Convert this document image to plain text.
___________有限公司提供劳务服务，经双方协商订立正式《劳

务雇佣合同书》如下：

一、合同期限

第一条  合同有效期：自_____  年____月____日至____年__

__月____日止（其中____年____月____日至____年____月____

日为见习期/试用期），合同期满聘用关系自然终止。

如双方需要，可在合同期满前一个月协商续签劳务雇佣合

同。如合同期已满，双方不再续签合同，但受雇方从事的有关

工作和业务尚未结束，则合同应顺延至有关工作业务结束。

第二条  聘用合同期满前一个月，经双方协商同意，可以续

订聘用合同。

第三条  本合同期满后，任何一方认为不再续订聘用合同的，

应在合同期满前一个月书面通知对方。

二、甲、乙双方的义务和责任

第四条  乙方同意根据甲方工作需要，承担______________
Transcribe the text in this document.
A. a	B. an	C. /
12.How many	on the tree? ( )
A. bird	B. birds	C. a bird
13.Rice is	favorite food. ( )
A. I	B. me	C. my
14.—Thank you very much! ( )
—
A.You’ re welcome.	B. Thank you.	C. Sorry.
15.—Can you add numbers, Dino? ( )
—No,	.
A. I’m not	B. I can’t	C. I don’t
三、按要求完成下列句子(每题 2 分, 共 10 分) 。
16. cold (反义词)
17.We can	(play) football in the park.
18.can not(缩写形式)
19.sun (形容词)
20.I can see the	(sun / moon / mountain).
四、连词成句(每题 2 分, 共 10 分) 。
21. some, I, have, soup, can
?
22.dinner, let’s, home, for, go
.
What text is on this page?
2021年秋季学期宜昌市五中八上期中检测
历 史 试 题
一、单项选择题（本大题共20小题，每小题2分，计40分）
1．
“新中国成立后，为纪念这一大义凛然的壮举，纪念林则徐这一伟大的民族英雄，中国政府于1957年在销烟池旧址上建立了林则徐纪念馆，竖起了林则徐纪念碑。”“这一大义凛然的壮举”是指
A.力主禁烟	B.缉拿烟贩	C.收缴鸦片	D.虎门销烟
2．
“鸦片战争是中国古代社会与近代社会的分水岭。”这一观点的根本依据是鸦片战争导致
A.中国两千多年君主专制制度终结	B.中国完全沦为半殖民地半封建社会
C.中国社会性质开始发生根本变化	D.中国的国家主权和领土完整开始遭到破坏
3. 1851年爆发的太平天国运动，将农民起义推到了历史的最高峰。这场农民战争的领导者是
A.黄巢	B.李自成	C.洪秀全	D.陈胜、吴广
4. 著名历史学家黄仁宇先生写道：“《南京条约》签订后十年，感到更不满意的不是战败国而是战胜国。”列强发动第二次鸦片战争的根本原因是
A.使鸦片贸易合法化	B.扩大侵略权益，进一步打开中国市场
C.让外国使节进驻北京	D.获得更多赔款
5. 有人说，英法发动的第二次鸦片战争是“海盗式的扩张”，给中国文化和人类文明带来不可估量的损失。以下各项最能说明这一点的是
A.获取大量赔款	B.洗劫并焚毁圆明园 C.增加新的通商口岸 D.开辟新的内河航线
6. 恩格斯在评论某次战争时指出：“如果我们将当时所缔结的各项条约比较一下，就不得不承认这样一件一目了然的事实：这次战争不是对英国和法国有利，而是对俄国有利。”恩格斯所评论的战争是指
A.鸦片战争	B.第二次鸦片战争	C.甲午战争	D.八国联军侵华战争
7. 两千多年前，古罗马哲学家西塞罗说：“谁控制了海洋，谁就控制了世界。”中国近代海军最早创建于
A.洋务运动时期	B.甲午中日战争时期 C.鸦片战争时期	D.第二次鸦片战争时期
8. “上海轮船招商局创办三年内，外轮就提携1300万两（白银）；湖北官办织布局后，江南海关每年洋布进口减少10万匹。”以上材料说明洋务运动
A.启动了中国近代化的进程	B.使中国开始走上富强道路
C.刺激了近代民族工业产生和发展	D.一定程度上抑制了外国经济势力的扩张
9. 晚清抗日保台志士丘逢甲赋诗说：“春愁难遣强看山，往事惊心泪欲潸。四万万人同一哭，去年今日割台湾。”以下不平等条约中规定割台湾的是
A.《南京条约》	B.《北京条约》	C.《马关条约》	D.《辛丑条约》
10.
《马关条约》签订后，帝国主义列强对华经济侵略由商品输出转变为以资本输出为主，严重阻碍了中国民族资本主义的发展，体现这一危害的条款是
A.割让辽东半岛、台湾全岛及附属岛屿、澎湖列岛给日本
● ● ● ● ● ● ●
Copy each line of the data above that holds "this".

Reply:
Convert this document image to plain text.
Transcribe the text in this document.
What text is on this page?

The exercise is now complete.